[Stored entries]
=-=-=-=-=
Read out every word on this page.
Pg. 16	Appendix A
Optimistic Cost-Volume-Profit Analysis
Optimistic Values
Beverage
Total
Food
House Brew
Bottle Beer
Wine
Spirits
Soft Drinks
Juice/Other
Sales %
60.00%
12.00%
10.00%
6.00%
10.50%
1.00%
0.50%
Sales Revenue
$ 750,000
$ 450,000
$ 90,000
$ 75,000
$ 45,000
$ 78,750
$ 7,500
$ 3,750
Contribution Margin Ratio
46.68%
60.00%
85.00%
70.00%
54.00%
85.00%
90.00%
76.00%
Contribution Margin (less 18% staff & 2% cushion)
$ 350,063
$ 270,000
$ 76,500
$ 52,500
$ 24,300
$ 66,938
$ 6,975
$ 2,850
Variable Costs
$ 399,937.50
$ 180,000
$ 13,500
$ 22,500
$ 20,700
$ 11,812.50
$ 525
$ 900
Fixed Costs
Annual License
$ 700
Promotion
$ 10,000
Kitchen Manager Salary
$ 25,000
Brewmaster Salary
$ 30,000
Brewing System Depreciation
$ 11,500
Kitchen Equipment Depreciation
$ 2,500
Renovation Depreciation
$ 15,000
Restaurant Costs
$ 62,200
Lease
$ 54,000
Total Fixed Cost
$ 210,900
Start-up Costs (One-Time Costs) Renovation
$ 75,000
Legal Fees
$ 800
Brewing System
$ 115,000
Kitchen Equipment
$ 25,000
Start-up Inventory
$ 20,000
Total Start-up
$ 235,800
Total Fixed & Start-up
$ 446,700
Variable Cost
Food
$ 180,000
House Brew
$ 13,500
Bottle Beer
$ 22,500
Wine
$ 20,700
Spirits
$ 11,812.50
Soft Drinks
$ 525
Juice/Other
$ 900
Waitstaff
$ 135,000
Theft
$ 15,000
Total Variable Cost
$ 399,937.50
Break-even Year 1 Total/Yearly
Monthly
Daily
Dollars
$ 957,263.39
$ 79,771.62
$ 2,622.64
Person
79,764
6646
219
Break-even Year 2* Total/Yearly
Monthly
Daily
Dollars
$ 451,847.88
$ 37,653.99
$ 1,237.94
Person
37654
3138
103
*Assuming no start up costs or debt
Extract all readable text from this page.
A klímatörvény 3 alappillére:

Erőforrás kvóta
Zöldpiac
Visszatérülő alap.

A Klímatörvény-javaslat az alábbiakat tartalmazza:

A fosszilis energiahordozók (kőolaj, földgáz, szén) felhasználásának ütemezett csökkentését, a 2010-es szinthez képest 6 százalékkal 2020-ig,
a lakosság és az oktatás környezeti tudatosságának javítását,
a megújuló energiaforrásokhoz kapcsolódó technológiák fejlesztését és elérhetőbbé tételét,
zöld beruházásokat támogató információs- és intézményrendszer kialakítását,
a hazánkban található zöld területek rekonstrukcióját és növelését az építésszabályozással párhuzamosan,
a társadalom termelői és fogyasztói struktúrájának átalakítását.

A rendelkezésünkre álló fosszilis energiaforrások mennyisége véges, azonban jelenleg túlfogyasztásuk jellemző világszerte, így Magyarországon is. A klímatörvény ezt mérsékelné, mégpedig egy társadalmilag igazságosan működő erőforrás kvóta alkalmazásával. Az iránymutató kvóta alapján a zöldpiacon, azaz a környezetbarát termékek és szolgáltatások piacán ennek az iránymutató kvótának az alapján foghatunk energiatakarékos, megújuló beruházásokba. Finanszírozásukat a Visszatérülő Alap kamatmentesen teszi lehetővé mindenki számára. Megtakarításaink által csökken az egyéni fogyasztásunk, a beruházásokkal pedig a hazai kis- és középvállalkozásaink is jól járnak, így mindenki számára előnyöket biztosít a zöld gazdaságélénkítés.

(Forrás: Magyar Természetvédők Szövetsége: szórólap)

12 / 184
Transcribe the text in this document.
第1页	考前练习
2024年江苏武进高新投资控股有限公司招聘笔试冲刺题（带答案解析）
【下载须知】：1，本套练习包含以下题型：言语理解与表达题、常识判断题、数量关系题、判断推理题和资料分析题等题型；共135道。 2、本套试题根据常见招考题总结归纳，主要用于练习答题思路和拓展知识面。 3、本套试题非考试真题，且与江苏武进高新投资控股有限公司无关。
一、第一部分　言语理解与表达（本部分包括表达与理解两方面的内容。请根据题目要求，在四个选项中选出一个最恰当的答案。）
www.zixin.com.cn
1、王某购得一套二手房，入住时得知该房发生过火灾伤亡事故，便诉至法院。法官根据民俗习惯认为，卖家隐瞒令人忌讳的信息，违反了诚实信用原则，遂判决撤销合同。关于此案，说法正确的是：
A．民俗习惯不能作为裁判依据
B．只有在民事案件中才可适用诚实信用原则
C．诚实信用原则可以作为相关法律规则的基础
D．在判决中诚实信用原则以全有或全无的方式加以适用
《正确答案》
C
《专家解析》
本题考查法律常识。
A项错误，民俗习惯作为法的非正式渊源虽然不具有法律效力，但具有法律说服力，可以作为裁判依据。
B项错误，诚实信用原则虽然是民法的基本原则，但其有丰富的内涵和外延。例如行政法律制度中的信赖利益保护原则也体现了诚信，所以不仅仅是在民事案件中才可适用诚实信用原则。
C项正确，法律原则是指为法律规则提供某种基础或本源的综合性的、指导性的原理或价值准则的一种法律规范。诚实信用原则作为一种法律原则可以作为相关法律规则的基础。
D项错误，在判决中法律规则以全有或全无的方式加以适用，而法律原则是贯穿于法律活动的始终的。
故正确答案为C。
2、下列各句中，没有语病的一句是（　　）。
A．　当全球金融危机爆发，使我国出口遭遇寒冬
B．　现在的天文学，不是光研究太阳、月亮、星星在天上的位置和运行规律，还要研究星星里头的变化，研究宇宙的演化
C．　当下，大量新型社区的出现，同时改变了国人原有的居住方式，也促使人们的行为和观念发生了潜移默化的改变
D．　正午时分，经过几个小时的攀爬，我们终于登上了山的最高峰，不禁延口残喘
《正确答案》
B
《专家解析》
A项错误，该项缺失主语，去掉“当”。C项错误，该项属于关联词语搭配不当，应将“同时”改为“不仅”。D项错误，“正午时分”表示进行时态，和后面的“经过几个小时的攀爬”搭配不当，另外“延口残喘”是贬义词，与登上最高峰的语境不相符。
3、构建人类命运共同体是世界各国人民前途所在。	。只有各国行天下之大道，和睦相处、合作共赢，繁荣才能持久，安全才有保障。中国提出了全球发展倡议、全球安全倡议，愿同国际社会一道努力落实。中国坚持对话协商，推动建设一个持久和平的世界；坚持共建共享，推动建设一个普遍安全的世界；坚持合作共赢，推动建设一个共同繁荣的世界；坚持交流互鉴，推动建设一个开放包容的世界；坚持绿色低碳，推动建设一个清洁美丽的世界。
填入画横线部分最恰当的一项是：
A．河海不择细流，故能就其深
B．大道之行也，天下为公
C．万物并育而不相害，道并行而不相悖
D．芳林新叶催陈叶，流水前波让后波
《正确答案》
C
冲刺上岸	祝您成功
=-=-=-=-=
INSTRUCTIONS FOR THE TASK: Find and copy every line in the entries above where the string "page" occurs.

RESPONSE:
Read out every word on this page.
Extract all readable text from this page.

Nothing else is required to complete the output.